→ CHALLENGE:
Below are some entries. Output each one exactly as it appears.

[Dataset items]
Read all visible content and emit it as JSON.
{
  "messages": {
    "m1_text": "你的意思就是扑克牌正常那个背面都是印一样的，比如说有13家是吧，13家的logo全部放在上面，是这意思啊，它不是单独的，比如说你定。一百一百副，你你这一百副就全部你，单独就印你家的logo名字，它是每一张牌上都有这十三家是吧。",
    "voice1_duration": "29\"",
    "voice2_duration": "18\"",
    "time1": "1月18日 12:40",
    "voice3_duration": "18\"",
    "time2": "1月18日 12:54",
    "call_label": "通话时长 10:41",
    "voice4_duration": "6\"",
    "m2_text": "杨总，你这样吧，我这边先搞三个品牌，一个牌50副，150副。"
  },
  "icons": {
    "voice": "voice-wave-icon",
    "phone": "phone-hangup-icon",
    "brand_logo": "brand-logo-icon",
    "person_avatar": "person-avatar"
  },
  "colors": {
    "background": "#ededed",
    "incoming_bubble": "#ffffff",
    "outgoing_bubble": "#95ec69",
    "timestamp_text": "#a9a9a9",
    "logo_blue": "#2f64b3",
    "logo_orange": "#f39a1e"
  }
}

→ EXERCISE ANSWER:
Read all visible content and emit it as JSON.
{
  "messages": {
    "m1_text": "你的意思就是扑克牌正常那个背面都是印一样的，比如说有13家是吧，13家的logo全部放在上面，是这意思啊，它不是单独的，比如说你定。一百一百副，你你这一百副就全部你，单独就印你家的logo名字，它是每一张牌上都有这十三家是吧。",
    "voice1_duration": "29\"",
    "voice2_duration": "18\"",
    "time1": "1月18日 12:40",
    "voice3_duration": "18\"",
    "time2": "1月18日 12:54",
    "call_label": "通话时长 10:41",
    "voice4_duration": "6\"",
    "m2_text": "杨总，你这样吧，我这边先搞三个品牌，一个牌50副，150副。"
  },
  "icons": {
    "voice": "voice-wave-icon",
    "phone": "phone-hangup-icon",
    "brand_logo": "brand-logo-icon",
    "person_avatar": "person-avatar"
  },
  "colors": {
    "background": "#ededed",
    "incoming_bubble": "#ffffff",
    "outgoing_bubble": "#95ec69",
    "timestamp_text": "#a9a9a9",
    "logo_blue": "#2f64b3",
    "logo_orange": "#f39a1e"
  }
}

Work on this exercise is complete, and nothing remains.